Data entries:
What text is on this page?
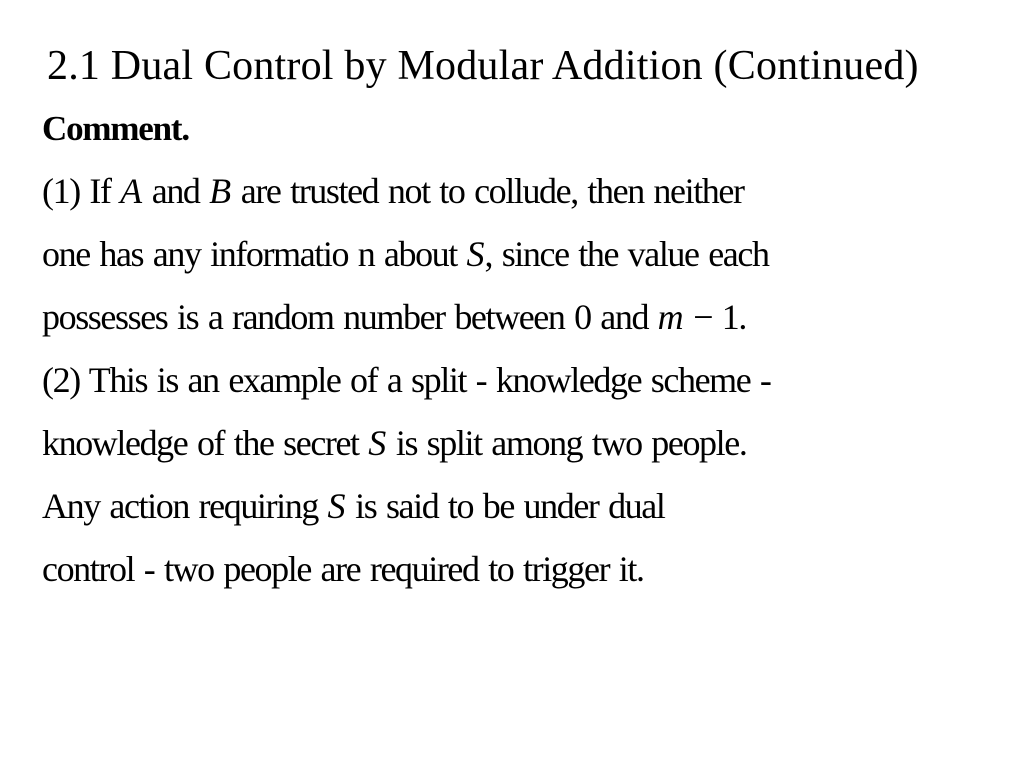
2.1 Dual Control by Modular Addition (Continued)
Comment.
(1) If A and B are trusted not to collude, then neither
one has any informatio n about S, since the value each
possesses is a random number between 0 and m − 1.
(2) This is an example of a split - knowledge scheme -
knowledge of the secret S is split among two people.
Any action requiring S is said to be under dual
control - two people are required to trigger it.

Exercise details
Repeat all the records above exactly, leaving out any pictures.

Exercise result
What text is on this page?
2.1 Dual Control by Modular Addition (Continued)
Comment.
(1) If A and B are trusted not to collude, then neither
one has any informatio n about S, since the value each
possesses is a random number between 0 and m − 1.
(2) This is an example of a split - knowledge scheme -
knowledge of the secret S is split among two people.
Any action requiring S is said to be under dual
control - two people are required to trigger it.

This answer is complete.